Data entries

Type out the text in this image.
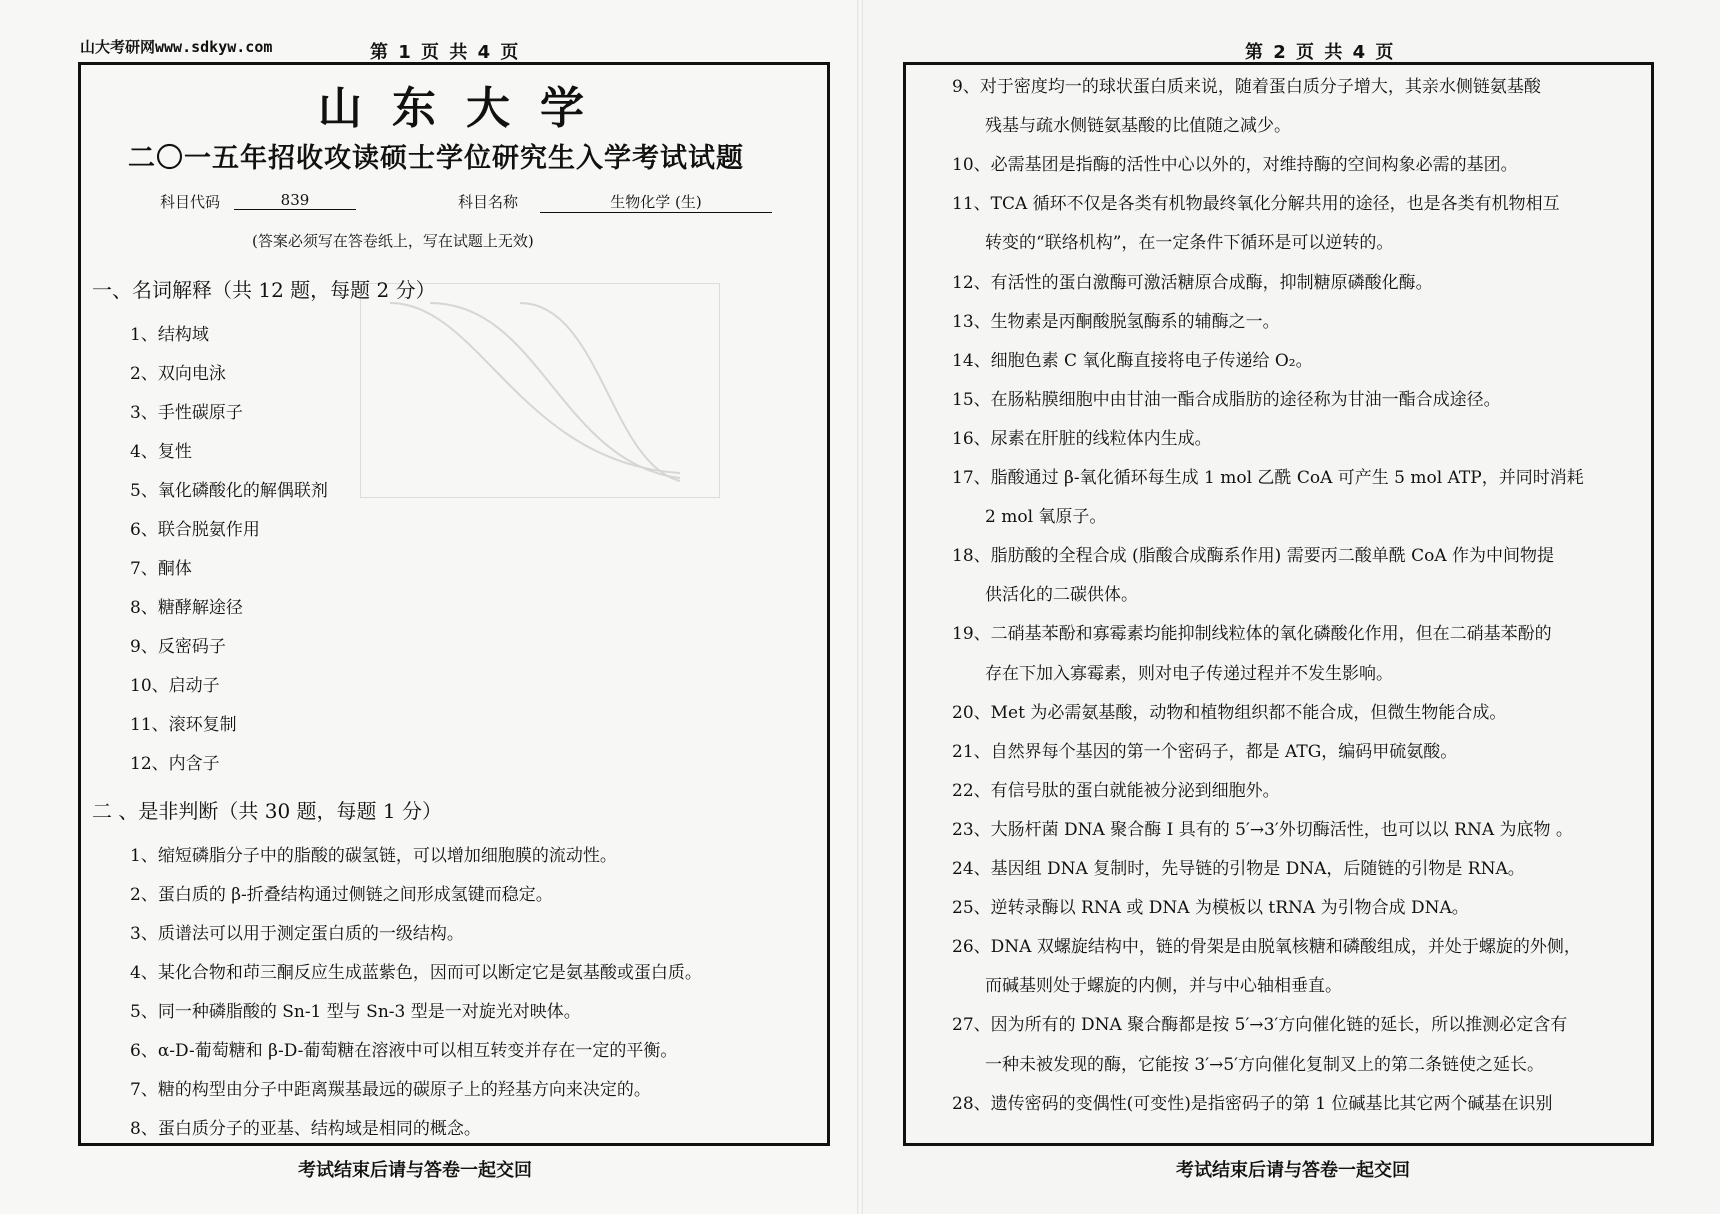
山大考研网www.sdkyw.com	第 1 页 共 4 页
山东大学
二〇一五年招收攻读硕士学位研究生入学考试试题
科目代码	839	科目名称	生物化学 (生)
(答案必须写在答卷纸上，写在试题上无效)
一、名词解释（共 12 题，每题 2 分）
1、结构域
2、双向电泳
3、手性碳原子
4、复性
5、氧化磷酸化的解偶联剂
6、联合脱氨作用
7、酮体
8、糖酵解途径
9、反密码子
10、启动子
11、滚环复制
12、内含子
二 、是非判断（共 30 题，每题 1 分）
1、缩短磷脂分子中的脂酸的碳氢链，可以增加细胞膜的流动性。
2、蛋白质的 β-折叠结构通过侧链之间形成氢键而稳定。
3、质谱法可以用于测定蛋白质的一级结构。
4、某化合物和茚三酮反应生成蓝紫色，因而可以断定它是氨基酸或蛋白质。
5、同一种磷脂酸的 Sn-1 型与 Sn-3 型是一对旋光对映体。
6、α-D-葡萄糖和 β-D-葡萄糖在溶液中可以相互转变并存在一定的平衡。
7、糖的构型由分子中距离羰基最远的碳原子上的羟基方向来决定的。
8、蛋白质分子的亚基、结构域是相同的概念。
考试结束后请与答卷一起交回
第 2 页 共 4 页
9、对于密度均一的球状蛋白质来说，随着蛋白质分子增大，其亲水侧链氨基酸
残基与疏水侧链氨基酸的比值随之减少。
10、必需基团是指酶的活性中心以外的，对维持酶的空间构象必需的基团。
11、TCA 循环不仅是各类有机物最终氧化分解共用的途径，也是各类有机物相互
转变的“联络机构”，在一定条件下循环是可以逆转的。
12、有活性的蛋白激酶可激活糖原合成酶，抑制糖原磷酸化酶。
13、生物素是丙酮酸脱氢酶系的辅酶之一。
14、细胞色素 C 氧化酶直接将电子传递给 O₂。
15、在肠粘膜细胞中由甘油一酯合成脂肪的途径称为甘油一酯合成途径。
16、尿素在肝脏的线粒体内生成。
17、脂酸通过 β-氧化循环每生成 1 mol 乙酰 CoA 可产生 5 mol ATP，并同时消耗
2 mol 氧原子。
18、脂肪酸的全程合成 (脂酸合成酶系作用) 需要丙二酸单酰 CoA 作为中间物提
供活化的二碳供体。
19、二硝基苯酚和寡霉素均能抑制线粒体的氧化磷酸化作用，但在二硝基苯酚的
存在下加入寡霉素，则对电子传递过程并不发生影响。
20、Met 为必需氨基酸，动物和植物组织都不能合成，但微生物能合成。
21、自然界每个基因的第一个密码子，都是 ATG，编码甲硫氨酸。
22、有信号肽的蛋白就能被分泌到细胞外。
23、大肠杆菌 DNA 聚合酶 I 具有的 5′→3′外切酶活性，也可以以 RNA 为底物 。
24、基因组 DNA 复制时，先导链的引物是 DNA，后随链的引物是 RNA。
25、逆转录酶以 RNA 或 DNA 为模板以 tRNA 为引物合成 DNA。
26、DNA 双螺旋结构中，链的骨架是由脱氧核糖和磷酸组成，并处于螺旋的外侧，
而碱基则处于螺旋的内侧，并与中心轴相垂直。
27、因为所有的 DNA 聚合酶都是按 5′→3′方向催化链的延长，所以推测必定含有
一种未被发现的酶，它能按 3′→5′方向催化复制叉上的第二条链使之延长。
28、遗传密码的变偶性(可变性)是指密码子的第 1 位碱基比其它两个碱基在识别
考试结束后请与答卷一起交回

WHAT YOU ARE ASKED TO DO: Give all the lines above again, character for character, without pictures.

EXERCISE ANSWER:
Type out the text in this image.
山大考研网www.sdkyw.com	第 1 页 共 4 页
山东大学
二〇一五年招收攻读硕士学位研究生入学考试试题
科目代码	839	科目名称	生物化学 (生)
(答案必须写在答卷纸上，写在试题上无效)
一、名词解释（共 12 题，每题 2 分）
1、结构域
2、双向电泳
3、手性碳原子
4、复性
5、氧化磷酸化的解偶联剂
6、联合脱氨作用
7、酮体
8、糖酵解途径
9、反密码子
10、启动子
11、滚环复制
12、内含子
二 、是非判断（共 30 题，每题 1 分）
1、缩短磷脂分子中的脂酸的碳氢链，可以增加细胞膜的流动性。
2、蛋白质的 β-折叠结构通过侧链之间形成氢键而稳定。
3、质谱法可以用于测定蛋白质的一级结构。
4、某化合物和茚三酮反应生成蓝紫色，因而可以断定它是氨基酸或蛋白质。
5、同一种磷脂酸的 Sn-1 型与 Sn-3 型是一对旋光对映体。
6、α-D-葡萄糖和 β-D-葡萄糖在溶液中可以相互转变并存在一定的平衡。
7、糖的构型由分子中距离羰基最远的碳原子上的羟基方向来决定的。
8、蛋白质分子的亚基、结构域是相同的概念。
考试结束后请与答卷一起交回
第 2 页 共 4 页
9、对于密度均一的球状蛋白质来说，随着蛋白质分子增大，其亲水侧链氨基酸
残基与疏水侧链氨基酸的比值随之减少。
10、必需基团是指酶的活性中心以外的，对维持酶的空间构象必需的基团。
11、TCA 循环不仅是各类有机物最终氧化分解共用的途径，也是各类有机物相互
转变的“联络机构”，在一定条件下循环是可以逆转的。
12、有活性的蛋白激酶可激活糖原合成酶，抑制糖原磷酸化酶。
13、生物素是丙酮酸脱氢酶系的辅酶之一。
14、细胞色素 C 氧化酶直接将电子传递给 O₂。
15、在肠粘膜细胞中由甘油一酯合成脂肪的途径称为甘油一酯合成途径。
16、尿素在肝脏的线粒体内生成。
17、脂酸通过 β-氧化循环每生成 1 mol 乙酰 CoA 可产生 5 mol ATP，并同时消耗
2 mol 氧原子。
18、脂肪酸的全程合成 (脂酸合成酶系作用) 需要丙二酸单酰 CoA 作为中间物提
供活化的二碳供体。
19、二硝基苯酚和寡霉素均能抑制线粒体的氧化磷酸化作用，但在二硝基苯酚的
存在下加入寡霉素，则对电子传递过程并不发生影响。
20、Met 为必需氨基酸，动物和植物组织都不能合成，但微生物能合成。
21、自然界每个基因的第一个密码子，都是 ATG，编码甲硫氨酸。
22、有信号肽的蛋白就能被分泌到细胞外。
23、大肠杆菌 DNA 聚合酶 I 具有的 5′→3′外切酶活性，也可以以 RNA 为底物 。
24、基因组 DNA 复制时，先导链的引物是 DNA，后随链的引物是 RNA。
25、逆转录酶以 RNA 或 DNA 为模板以 tRNA 为引物合成 DNA。
26、DNA 双螺旋结构中，链的骨架是由脱氧核糖和磷酸组成，并处于螺旋的外侧，
而碱基则处于螺旋的内侧，并与中心轴相垂直。
27、因为所有的 DNA 聚合酶都是按 5′→3′方向催化链的延长，所以推测必定含有
一种未被发现的酶，它能按 3′→5′方向催化复制叉上的第二条链使之延长。
28、遗传密码的变偶性(可变性)是指密码子的第 1 位碱基比其它两个碱基在识别
考试结束后请与答卷一起交回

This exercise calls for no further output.